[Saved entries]
::::::::

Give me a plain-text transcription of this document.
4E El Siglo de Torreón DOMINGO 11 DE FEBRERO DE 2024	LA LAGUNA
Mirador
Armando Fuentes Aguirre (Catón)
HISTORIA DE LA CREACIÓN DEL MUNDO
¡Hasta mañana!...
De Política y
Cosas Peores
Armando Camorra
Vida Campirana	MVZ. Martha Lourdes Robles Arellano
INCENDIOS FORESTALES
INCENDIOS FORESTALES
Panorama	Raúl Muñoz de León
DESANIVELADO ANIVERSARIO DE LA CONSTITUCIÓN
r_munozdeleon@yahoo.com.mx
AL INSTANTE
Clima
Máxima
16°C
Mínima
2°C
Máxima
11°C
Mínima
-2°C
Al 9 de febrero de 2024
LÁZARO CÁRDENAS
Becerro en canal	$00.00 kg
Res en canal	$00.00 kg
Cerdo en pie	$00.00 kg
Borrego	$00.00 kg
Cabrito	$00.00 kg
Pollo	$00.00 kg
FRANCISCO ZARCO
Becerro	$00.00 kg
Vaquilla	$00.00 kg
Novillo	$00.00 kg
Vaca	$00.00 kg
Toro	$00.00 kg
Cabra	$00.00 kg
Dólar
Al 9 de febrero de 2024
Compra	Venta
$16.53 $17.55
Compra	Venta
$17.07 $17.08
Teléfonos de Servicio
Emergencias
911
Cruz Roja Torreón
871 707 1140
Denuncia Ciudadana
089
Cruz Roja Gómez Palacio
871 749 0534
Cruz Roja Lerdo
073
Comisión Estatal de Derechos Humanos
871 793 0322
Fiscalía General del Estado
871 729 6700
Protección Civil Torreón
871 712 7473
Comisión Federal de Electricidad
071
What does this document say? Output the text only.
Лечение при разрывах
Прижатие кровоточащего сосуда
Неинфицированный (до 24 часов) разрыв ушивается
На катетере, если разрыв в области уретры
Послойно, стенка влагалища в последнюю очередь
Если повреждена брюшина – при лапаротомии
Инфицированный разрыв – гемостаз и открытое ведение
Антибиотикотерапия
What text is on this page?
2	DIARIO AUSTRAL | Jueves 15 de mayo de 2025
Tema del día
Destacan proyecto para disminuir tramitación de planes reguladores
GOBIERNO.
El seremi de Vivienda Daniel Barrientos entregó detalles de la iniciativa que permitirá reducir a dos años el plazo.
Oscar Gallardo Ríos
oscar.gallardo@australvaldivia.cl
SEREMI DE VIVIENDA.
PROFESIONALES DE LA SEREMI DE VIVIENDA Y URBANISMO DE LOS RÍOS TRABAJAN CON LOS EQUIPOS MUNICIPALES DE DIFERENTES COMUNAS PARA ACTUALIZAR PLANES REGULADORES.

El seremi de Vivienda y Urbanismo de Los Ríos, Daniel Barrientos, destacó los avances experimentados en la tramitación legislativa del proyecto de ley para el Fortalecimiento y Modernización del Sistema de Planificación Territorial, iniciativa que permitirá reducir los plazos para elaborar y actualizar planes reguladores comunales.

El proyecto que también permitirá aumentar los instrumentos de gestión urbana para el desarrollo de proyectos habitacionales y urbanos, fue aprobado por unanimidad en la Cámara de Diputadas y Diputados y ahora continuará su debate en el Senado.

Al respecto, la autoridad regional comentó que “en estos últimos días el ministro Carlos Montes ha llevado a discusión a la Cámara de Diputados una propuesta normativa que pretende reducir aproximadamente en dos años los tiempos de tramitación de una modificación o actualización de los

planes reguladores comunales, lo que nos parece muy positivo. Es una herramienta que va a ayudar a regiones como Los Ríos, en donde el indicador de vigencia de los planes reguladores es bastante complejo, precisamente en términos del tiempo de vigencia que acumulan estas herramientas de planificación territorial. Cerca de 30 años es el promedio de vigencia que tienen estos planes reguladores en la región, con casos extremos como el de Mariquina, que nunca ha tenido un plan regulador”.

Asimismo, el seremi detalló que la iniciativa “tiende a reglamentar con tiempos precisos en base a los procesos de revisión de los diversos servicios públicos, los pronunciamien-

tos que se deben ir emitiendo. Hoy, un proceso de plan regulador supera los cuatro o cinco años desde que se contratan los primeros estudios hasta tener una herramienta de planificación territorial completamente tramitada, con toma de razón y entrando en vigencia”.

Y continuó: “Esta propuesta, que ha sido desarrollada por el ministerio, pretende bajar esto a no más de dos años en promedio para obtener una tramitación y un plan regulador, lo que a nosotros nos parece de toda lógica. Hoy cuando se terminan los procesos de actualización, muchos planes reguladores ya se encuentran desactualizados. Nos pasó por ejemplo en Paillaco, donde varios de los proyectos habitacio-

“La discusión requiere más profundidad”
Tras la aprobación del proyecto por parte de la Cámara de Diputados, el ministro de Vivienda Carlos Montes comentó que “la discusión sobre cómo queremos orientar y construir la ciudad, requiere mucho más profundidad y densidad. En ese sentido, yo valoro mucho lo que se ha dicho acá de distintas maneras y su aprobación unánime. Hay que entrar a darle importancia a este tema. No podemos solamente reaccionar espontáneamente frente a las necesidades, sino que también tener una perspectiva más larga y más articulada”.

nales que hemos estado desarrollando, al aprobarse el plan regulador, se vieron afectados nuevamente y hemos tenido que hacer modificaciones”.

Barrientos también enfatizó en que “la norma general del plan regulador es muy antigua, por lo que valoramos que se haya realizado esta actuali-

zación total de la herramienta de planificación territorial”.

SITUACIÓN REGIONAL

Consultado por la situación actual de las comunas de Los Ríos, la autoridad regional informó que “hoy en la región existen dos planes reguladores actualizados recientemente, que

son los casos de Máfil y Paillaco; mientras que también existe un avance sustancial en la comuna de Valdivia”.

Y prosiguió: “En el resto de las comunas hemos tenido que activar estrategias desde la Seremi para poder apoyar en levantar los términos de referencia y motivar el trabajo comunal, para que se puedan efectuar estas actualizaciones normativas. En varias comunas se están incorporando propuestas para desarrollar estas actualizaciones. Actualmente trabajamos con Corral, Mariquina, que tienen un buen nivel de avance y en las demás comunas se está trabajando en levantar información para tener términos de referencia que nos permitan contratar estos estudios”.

::::::::

→ **What the task asks**
Using the records above, list each line that includes "región".

→ **Answer for this exercise**
planes reguladores comunales, lo que nos parece muy positivo. Es una herramienta que va a ayudar a regiones como Los Ríos, en donde el indicador de vigencia de los planes reguladores es bastante complejo, precisamente en términos del tiempo de vigencia que acumulan estas herramientas de planificación territorial. Cerca de 30 años es el promedio de vigencia que tienen estos planes reguladores en la región, con casos extremos como el de Mariquina, que nunca ha tenido un plan regulador”.
Consultado por la situación actual de las comunas de Los Ríos, la autoridad regional informó que “hoy en la región existen dos planes reguladores actualizados recientemente, que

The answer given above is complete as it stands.